Records excerpted from a collection:
□ □ □ □ □

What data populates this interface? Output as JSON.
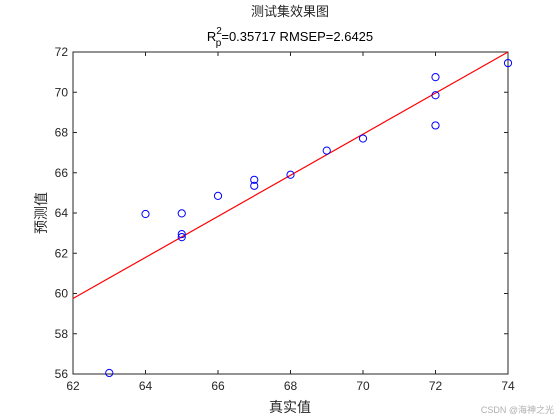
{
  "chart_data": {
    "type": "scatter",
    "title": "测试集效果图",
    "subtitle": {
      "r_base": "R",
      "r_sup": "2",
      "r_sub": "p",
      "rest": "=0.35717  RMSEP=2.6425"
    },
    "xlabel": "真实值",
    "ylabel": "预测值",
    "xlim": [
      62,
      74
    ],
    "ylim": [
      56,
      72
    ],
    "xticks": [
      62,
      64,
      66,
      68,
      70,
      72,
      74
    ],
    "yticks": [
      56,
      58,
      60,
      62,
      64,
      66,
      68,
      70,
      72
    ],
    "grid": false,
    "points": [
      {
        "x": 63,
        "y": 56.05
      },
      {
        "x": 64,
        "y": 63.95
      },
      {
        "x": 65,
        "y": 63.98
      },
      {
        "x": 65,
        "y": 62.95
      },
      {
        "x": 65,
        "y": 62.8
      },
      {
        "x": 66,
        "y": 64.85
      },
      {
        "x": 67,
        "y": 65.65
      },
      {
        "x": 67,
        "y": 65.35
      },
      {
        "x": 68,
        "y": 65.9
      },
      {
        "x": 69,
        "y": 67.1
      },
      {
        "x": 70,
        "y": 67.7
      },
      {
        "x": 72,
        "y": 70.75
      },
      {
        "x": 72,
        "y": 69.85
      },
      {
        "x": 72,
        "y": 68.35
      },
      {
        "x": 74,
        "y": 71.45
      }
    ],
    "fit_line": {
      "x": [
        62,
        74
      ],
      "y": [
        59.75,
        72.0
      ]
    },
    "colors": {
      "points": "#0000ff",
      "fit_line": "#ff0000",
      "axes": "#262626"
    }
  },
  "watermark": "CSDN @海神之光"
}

□ □ □ □ □

Retype all the records shown above, character for character. Omit every picture.

■ Final result ■
What data populates this interface? Output as JSON.
{
  "chart_data": {
    "type": "scatter",
    "title": "测试集效果图",
    "subtitle": {
      "r_base": "R",
      "r_sup": "2",
      "r_sub": "p",
      "rest": "=0.35717  RMSEP=2.6425"
    },
    "xlabel": "真实值",
    "ylabel": "预测值",
    "xlim": [
      62,
      74
    ],
    "ylim": [
      56,
      72
    ],
    "xticks": [
      62,
      64,
      66,
      68,
      70,
      72,
      74
    ],
    "yticks": [
      56,
      58,
      60,
      62,
      64,
      66,
      68,
      70,
      72
    ],
    "grid": false,
    "points": [
      {
        "x": 63,
        "y": 56.05
      },
      {
        "x": 64,
        "y": 63.95
      },
      {
        "x": 65,
        "y": 63.98
      },
      {
        "x": 65,
        "y": 62.95
      },
      {
        "x": 65,
        "y": 62.8
      },
      {
        "x": 66,
        "y": 64.85
      },
      {
        "x": 67,
        "y": 65.65
      },
      {
        "x": 67,
        "y": 65.35
      },
      {
        "x": 68,
        "y": 65.9
      },
      {
        "x": 69,
        "y": 67.1
      },
      {
        "x": 70,
        "y": 67.7
      },
      {
        "x": 72,
        "y": 70.75
      },
      {
        "x": 72,
        "y": 69.85
      },
      {
        "x": 72,
        "y": 68.35
      },
      {
        "x": 74,
        "y": 71.45
      }
    ],
    "fit_line": {
      "x": [
        62,
        74
      ],
      "y": [
        59.75,
        72.0
      ]
    },
    "colors": {
      "points": "#0000ff",
      "fit_line": "#ff0000",
      "axes": "#262626"
    }
  },
  "watermark": "CSDN @海神之光"
}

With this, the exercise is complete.